**What the task asks:** Copy the listing verbatim, excluding any images found in it.

**Record excerpts:**
######
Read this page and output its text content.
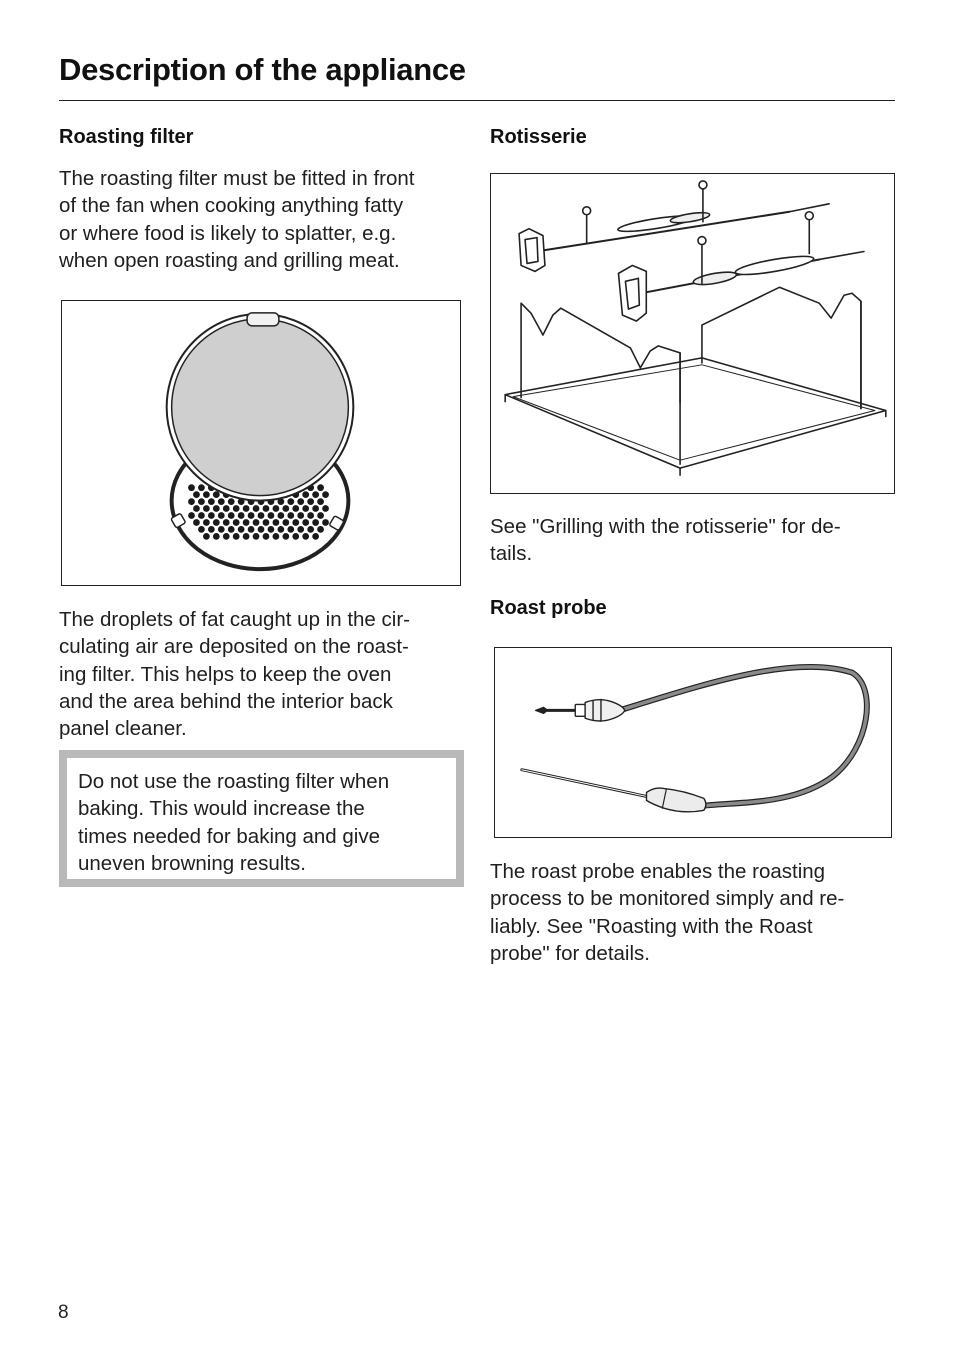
Description of the appliance
Roasting filter

The roasting filter must be fitted in front
of the fan when cooking anything fatty
or where food is likely to splatter, e.g.
when open roasting and grilling meat.

The droplets of fat caught up in the cir-
culating air are deposited on the roast-
ing filter. This helps to keep the oven
and the area behind the interior back
panel cleaner.

Do not use the roasting filter when
baking. This would increase the
times needed for baking and give
uneven browning results.

Rotisserie

See "Grilling with the rotisserie" for de-
tails.

Roast probe

The roast probe enables the roasting
process to be monitored simply and re-
liably. See "Roasting with the Roast
probe" for details.

8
######
**Task response:**
Read this page and output its text content.
Description of the appliance
Roasting filter

The roasting filter must be fitted in front
of the fan when cooking anything fatty
or where food is likely to splatter, e.g.
when open roasting and grilling meat.

The droplets of fat caught up in the cir-
culating air are deposited on the roast-
ing filter. This helps to keep the oven
and the area behind the interior back
panel cleaner.

Do not use the roasting filter when
baking. This would increase the
times needed for baking and give
uneven browning results.

Rotisserie

See "Grilling with the rotisserie" for de-
tails.

Roast probe

The roast probe enables the roasting
process to be monitored simply and re-
liably. See "Roasting with the Roast
probe" for details.

8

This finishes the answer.